# [REQUIREMENT]
Repeat the listing in full, exactly as it stands.

# [RECORDS TO PROCESS]
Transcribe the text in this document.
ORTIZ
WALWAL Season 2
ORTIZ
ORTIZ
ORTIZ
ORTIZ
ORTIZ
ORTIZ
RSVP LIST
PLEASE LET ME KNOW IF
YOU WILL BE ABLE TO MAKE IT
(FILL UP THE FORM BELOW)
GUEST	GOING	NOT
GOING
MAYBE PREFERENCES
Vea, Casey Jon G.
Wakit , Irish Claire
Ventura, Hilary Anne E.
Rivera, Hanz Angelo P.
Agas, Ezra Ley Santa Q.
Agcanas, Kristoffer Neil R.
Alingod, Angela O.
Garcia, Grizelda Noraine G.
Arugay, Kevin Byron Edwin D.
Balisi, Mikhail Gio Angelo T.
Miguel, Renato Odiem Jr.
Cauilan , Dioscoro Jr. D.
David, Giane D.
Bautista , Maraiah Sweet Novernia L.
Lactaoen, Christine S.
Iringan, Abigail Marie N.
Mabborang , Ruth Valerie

# [RESULT OF THE EXERCISE]
Transcribe the text in this document.
ORTIZ
WALWAL Season 2
ORTIZ
ORTIZ
ORTIZ
ORTIZ
ORTIZ
ORTIZ
RSVP LIST
PLEASE LET ME KNOW IF
YOU WILL BE ABLE TO MAKE IT
(FILL UP THE FORM BELOW)
GUEST	GOING	NOT
GOING
MAYBE PREFERENCES
Vea, Casey Jon G.
Wakit , Irish Claire
Ventura, Hilary Anne E.
Rivera, Hanz Angelo P.
Agas, Ezra Ley Santa Q.
Agcanas, Kristoffer Neil R.
Alingod, Angela O.
Garcia, Grizelda Noraine G.
Arugay, Kevin Byron Edwin D.
Balisi, Mikhail Gio Angelo T.
Miguel, Renato Odiem Jr.
Cauilan , Dioscoro Jr. D.
David, Giane D.
Bautista , Maraiah Sweet Novernia L.
Lactaoen, Christine S.
Iringan, Abigail Marie N.
Mabborang , Ruth Valerie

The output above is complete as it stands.